**WHAT THE EXERCISE ASKS:** Reading down the listing below, count the lines where the word "Камчатномъ" shows up, then give only that count.

**RAW RECORDS:**

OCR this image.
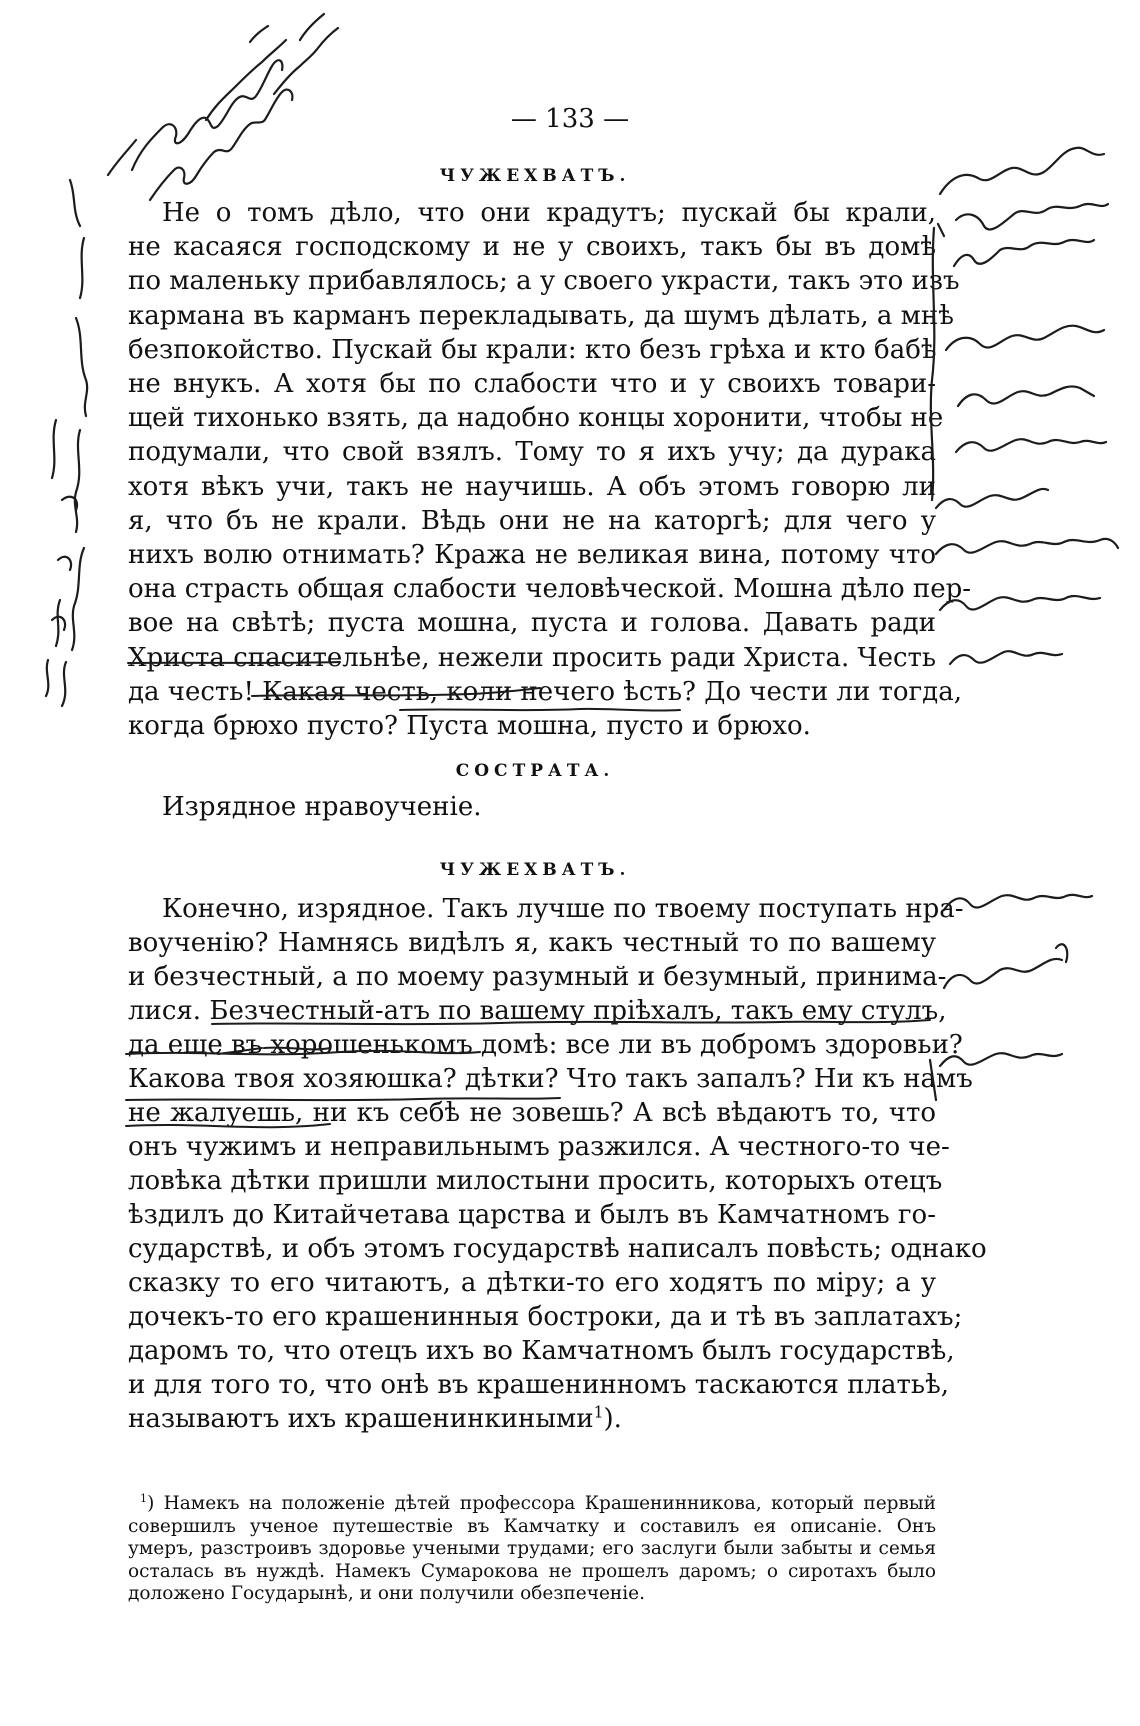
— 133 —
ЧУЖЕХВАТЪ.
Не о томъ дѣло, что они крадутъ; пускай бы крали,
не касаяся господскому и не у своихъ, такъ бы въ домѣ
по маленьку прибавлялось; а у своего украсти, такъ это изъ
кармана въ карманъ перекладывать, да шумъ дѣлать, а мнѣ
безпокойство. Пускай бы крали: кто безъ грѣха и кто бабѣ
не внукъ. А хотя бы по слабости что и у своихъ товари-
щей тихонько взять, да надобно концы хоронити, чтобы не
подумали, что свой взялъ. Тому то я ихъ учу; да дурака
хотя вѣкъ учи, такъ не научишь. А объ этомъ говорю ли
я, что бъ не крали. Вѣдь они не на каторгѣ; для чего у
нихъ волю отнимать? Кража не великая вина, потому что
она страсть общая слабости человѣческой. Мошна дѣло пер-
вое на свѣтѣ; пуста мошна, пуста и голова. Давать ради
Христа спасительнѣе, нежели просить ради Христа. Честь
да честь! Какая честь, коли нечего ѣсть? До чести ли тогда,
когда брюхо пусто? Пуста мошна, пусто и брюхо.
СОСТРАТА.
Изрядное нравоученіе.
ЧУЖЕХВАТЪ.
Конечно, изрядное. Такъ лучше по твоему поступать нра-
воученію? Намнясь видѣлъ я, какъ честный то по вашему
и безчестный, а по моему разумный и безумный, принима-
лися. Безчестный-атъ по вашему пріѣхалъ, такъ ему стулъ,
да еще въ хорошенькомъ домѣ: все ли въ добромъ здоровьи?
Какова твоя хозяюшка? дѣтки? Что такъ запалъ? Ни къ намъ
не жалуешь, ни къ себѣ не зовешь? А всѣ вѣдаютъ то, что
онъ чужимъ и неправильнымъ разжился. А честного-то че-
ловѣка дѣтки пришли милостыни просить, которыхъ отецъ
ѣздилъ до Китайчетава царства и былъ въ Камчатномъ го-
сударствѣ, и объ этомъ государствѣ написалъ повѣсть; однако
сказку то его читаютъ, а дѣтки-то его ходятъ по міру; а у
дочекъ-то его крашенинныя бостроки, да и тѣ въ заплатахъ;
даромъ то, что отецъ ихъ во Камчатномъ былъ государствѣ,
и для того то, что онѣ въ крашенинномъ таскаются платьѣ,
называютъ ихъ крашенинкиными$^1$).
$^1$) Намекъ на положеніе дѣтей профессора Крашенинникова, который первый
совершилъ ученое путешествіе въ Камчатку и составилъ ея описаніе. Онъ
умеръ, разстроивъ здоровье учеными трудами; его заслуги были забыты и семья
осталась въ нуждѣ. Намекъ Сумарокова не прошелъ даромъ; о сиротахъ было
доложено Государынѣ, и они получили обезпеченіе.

**IN RESPONSE:** 2